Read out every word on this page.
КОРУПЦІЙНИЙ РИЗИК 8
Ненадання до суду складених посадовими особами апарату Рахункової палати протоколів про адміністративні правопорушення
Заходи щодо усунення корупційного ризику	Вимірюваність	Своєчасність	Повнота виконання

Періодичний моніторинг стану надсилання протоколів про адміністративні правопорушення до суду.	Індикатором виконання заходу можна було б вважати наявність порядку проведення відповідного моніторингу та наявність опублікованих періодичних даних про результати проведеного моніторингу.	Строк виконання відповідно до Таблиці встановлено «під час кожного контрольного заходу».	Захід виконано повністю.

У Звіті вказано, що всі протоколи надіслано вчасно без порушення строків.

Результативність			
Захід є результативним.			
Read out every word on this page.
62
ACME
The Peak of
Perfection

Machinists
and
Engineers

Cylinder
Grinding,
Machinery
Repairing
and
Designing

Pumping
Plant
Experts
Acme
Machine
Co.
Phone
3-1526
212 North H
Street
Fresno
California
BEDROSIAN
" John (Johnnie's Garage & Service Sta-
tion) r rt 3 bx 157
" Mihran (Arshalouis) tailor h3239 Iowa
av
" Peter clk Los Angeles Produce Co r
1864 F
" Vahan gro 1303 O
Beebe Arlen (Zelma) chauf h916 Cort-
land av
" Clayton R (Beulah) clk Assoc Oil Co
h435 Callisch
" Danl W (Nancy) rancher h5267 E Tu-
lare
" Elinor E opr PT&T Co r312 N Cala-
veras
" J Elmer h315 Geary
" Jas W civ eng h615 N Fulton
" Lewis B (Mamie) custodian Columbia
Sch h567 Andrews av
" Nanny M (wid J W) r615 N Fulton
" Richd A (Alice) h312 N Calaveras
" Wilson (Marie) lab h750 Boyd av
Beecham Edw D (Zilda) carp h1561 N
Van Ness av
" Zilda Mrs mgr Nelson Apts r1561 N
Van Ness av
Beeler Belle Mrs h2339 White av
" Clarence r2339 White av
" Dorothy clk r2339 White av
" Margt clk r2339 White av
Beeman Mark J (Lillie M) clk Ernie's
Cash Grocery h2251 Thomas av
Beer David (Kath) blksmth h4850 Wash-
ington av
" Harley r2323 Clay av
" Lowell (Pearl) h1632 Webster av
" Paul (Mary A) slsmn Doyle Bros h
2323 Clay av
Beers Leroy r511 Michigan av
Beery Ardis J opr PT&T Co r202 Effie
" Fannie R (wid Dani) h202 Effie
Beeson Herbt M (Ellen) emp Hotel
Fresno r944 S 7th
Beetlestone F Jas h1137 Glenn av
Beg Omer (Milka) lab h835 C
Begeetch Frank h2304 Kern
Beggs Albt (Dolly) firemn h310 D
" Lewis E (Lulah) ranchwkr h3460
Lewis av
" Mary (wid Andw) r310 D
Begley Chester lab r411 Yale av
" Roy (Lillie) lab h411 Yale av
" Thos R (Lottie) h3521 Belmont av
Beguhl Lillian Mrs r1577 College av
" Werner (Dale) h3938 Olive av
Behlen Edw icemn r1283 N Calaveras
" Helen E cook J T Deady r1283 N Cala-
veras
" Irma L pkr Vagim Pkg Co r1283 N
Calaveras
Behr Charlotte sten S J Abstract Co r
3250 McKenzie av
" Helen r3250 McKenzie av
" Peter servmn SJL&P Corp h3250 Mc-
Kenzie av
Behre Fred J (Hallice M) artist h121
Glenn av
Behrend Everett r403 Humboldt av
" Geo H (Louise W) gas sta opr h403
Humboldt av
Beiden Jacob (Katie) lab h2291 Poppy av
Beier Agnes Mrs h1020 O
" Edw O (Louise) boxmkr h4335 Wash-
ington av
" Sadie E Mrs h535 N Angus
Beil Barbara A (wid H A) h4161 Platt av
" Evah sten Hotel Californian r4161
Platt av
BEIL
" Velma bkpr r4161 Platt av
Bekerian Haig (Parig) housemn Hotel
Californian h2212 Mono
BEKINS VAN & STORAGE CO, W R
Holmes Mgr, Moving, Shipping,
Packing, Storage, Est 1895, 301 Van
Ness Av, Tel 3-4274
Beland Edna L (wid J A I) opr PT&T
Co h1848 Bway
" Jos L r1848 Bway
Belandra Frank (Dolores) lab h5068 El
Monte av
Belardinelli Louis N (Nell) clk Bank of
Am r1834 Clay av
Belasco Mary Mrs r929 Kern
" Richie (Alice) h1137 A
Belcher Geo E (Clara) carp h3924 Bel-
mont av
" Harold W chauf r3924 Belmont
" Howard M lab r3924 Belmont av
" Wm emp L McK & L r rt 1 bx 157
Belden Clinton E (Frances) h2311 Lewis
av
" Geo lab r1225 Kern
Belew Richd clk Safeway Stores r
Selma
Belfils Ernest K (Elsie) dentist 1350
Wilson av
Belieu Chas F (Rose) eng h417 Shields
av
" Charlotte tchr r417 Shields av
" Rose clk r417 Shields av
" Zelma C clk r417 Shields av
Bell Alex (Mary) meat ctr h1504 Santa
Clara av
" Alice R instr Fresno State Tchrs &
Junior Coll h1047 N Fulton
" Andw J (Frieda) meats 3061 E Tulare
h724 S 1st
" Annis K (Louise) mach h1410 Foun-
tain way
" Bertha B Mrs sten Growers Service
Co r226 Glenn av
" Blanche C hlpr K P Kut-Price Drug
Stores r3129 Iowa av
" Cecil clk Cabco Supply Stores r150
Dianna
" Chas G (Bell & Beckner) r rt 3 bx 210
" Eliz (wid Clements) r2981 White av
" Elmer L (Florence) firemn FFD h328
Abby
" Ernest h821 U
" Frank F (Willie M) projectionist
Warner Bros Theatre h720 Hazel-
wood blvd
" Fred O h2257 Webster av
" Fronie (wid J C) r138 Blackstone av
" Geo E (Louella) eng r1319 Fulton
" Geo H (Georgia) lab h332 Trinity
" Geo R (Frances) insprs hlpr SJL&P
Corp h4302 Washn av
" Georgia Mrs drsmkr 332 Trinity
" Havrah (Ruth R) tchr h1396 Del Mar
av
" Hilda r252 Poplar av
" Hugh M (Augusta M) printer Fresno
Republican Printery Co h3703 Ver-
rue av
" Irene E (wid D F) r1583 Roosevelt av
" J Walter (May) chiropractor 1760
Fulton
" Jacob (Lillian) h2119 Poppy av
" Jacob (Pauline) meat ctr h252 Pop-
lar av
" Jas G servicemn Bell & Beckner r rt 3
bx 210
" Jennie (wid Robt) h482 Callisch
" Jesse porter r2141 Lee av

—————

Written problem: Using the listing above, retype each line exactly.

Solution for this exercise:
Read out every word on this page.
КОРУПЦІЙНИЙ РИЗИК 8
Ненадання до суду складених посадовими особами апарату Рахункової палати протоколів про адміністративні правопорушення
Заходи щодо усунення корупційного ризику	Вимірюваність	Своєчасність	Повнота виконання

Періодичний моніторинг стану надсилання протоколів про адміністративні правопорушення до суду.	Індикатором виконання заходу можна було б вважати наявність порядку проведення відповідного моніторингу та наявність опублікованих періодичних даних про результати проведеного моніторингу.	Строк виконання відповідно до Таблиці встановлено «під час кожного контрольного заходу».	Захід виконано повністю.

У Звіті вказано, що всі протоколи надіслано вчасно без порушення строків.

Результативність			
Захід є результативним.			
Read out every word on this page.
62
ACME
The Peak of
Perfection

Machinists
and
Engineers

Cylinder
Grinding,
Machinery
Repairing
and
Designing

Pumping
Plant
Experts
Acme
Machine
Co.
Phone
3-1526
212 North H
Street
Fresno
California
BEDROSIAN
" John (Johnnie's Garage & Service Sta-
tion) r rt 3 bx 157
" Mihran (Arshalouis) tailor h3239 Iowa
av
" Peter clk Los Angeles Produce Co r
1864 F
" Vahan gro 1303 O
Beebe Arlen (Zelma) chauf h916 Cort-
land av
" Clayton R (Beulah) clk Assoc Oil Co
h435 Callisch
" Danl W (Nancy) rancher h5267 E Tu-
lare
" Elinor E opr PT&T Co r312 N Cala-
veras
" J Elmer h315 Geary
" Jas W civ eng h615 N Fulton
" Lewis B (Mamie) custodian Columbia
Sch h567 Andrews av
" Nanny M (wid J W) r615 N Fulton
" Richd A (Alice) h312 N Calaveras
" Wilson (Marie) lab h750 Boyd av
Beecham Edw D (Zilda) carp h1561 N
Van Ness av
" Zilda Mrs mgr Nelson Apts r1561 N
Van Ness av
Beeler Belle Mrs h2339 White av
" Clarence r2339 White av
" Dorothy clk r2339 White av
" Margt clk r2339 White av
Beeman Mark J (Lillie M) clk Ernie's
Cash Grocery h2251 Thomas av
Beer David (Kath) blksmth h4850 Wash-
ington av
" Harley r2323 Clay av
" Lowell (Pearl) h1632 Webster av
" Paul (Mary A) slsmn Doyle Bros h
2323 Clay av
Beers Leroy r511 Michigan av
Beery Ardis J opr PT&T Co r202 Effie
" Fannie R (wid Dani) h202 Effie
Beeson Herbt M (Ellen) emp Hotel
Fresno r944 S 7th
Beetlestone F Jas h1137 Glenn av
Beg Omer (Milka) lab h835 C
Begeetch Frank h2304 Kern
Beggs Albt (Dolly) firemn h310 D
" Lewis E (Lulah) ranchwkr h3460
Lewis av
" Mary (wid Andw) r310 D
Begley Chester lab r411 Yale av
" Roy (Lillie) lab h411 Yale av
" Thos R (Lottie) h3521 Belmont av
Beguhl Lillian Mrs r1577 College av
" Werner (Dale) h3938 Olive av
Behlen Edw icemn r1283 N Calaveras
" Helen E cook J T Deady r1283 N Cala-
veras
" Irma L pkr Vagim Pkg Co r1283 N
Calaveras
Behr Charlotte sten S J Abstract Co r
3250 McKenzie av
" Helen r3250 McKenzie av
" Peter servmn SJL&P Corp h3250 Mc-
Kenzie av
Behre Fred J (Hallice M) artist h121
Glenn av
Behrend Everett r403 Humboldt av
" Geo H (Louise W) gas sta opr h403
Humboldt av
Beiden Jacob (Katie) lab h2291 Poppy av
Beier Agnes Mrs h1020 O
" Edw O (Louise) boxmkr h4335 Wash-
ington av
" Sadie E Mrs h535 N Angus
Beil Barbara A (wid H A) h4161 Platt av
" Evah sten Hotel Californian r4161
Platt av
BEIL
" Velma bkpr r4161 Platt av
Bekerian Haig (Parig) housemn Hotel
Californian h2212 Mono
BEKINS VAN & STORAGE CO, W R
Holmes Mgr, Moving, Shipping,
Packing, Storage, Est 1895, 301 Van
Ness Av, Tel 3-4274
Beland Edna L (wid J A I) opr PT&T
Co h1848 Bway
" Jos L r1848 Bway
Belandra Frank (Dolores) lab h5068 El
Monte av
Belardinelli Louis N (Nell) clk Bank of
Am r1834 Clay av
Belasco Mary Mrs r929 Kern
" Richie (Alice) h1137 A
Belcher Geo E (Clara) carp h3924 Bel-
mont av
" Harold W chauf r3924 Belmont
" Howard M lab r3924 Belmont av
" Wm emp L McK & L r rt 1 bx 157
Belden Clinton E (Frances) h2311 Lewis
av
" Geo lab r1225 Kern
Belew Richd clk Safeway Stores r
Selma
Belfils Ernest K (Elsie) dentist 1350
Wilson av
Belieu Chas F (Rose) eng h417 Shields
av
" Charlotte tchr r417 Shields av
" Rose clk r417 Shields av
" Zelma C clk r417 Shields av
Bell Alex (Mary) meat ctr h1504 Santa
Clara av
" Alice R instr Fresno State Tchrs &
Junior Coll h1047 N Fulton
" Andw J (Frieda) meats 3061 E Tulare
h724 S 1st
" Annis K (Louise) mach h1410 Foun-
tain way
" Bertha B Mrs sten Growers Service
Co r226 Glenn av
" Blanche C hlpr K P Kut-Price Drug
Stores r3129 Iowa av
" Cecil clk Cabco Supply Stores r150
Dianna
" Chas G (Bell & Beckner) r rt 3 bx 210
" Eliz (wid Clements) r2981 White av
" Elmer L (Florence) firemn FFD h328
Abby
" Ernest h821 U
" Frank F (Willie M) projectionist
Warner Bros Theatre h720 Hazel-
wood blvd
" Fred O h2257 Webster av
" Fronie (wid J C) r138 Blackstone av
" Geo E (Louella) eng r1319 Fulton
" Geo H (Georgia) lab h332 Trinity
" Geo R (Frances) insprs hlpr SJL&P
Corp h4302 Washn av
" Georgia Mrs drsmkr 332 Trinity
" Havrah (Ruth R) tchr h1396 Del Mar
av
" Hilda r252 Poplar av
" Hugh M (Augusta M) printer Fresno
Republican Printery Co h3703 Ver-
rue av
" Irene E (wid D F) r1583 Roosevelt av
" J Walter (May) chiropractor 1760
Fulton
" Jacob (Lillian) h2119 Poppy av
" Jacob (Pauline) meat ctr h252 Pop-
lar av
" Jas G servicemn Bell & Beckner r rt 3
bx 210
" Jennie (wid Robt) h482 Callisch
" Jesse porter r2141 Lee av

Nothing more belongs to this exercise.